→ Dataset records:
+ + +
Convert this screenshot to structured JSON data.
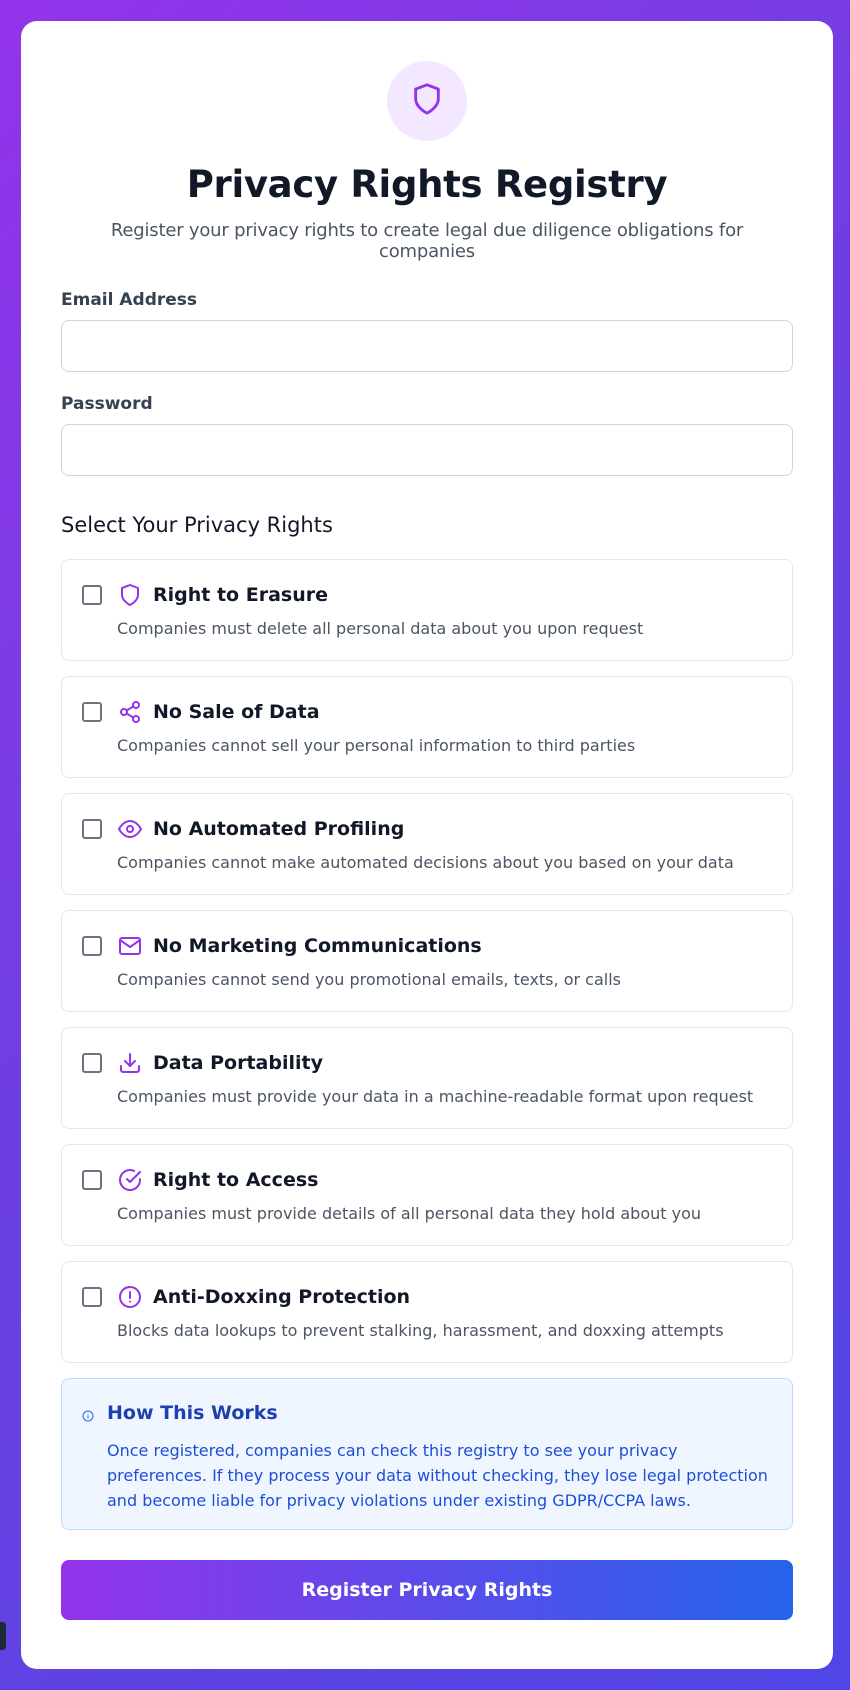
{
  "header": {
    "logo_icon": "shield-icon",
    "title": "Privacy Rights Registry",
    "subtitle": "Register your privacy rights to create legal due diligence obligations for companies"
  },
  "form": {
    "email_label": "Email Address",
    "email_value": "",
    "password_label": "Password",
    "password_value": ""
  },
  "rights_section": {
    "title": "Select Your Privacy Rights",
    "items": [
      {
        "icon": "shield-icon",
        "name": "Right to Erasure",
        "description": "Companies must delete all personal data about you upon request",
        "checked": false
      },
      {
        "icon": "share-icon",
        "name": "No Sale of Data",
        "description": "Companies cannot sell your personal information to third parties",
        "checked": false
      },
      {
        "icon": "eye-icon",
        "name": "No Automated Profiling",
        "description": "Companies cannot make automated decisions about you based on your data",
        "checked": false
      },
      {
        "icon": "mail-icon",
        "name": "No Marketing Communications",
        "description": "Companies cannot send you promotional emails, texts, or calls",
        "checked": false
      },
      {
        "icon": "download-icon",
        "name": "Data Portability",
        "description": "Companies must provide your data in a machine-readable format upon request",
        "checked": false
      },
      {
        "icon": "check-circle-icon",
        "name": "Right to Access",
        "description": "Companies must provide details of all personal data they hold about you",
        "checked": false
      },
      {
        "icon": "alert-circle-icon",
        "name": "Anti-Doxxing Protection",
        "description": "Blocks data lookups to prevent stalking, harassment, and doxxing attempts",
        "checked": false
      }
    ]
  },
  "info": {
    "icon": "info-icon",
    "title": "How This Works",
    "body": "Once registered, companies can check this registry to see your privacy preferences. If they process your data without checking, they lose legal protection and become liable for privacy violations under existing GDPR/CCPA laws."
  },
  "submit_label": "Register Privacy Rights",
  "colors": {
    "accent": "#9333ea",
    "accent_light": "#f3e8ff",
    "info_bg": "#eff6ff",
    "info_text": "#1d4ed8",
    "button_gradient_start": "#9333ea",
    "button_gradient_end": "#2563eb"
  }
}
+ + +
→ Job:
Where a line contains the string "description", extract that line.

→ Correct result:
        "description": "Companies must delete all personal data about you upon request",
        "description": "Companies cannot sell your personal information to third parties",
        "description": "Companies cannot make automated decisions about you based on your data",
        "description": "Companies cannot send you promotional emails, texts, or calls",
        "description": "Companies must provide your data in a machine-readable format upon request",
        "description": "Companies must provide details of all personal data they hold about you",
        "description": "Blocks data lookups to prevent stalking, harassment, and doxxing attempts",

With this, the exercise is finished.